» What is expected: Scan the entries for the word "subtitle". Every line that has it should be copied.

» Data under study:
━━━
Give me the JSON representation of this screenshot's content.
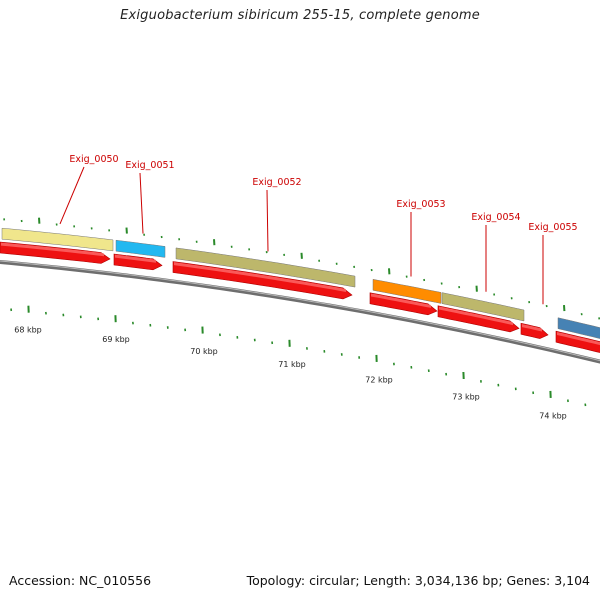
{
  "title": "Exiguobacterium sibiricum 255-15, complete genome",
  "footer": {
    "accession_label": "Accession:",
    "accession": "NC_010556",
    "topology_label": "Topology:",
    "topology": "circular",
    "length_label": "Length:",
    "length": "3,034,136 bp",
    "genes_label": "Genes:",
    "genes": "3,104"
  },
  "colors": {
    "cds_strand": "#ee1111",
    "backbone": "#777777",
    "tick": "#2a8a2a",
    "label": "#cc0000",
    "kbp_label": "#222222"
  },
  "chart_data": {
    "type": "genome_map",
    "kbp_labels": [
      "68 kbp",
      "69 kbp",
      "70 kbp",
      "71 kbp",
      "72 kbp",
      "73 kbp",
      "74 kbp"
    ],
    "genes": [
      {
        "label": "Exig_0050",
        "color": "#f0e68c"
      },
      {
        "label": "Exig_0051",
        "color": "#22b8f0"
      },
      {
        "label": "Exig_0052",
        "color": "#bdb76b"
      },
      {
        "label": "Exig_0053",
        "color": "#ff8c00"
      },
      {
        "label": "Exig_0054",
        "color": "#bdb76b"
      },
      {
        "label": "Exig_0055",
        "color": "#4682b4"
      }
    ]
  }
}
━━━
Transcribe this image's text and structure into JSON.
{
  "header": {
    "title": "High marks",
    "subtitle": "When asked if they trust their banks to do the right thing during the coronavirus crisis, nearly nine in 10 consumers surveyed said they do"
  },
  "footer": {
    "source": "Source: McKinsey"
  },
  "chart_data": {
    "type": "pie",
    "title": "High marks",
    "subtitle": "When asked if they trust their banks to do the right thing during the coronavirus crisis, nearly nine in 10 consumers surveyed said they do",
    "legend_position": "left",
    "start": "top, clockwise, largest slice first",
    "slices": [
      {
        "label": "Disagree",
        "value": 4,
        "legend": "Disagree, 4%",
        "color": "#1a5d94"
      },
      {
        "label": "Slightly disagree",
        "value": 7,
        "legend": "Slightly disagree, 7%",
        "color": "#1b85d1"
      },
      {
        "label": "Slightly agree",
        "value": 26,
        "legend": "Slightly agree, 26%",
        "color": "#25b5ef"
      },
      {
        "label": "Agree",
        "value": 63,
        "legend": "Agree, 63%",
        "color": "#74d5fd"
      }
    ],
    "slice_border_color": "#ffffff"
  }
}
━━━
» Answer:
    "subtitle": "When asked if they trust their banks to do the right thing during the coronavirus crisis, nearly nine in 10 consumers surveyed said they do"
    "subtitle": "When asked if they trust their banks to do the right thing during the coronavirus crisis, nearly nine in 10 consumers surveyed said they do",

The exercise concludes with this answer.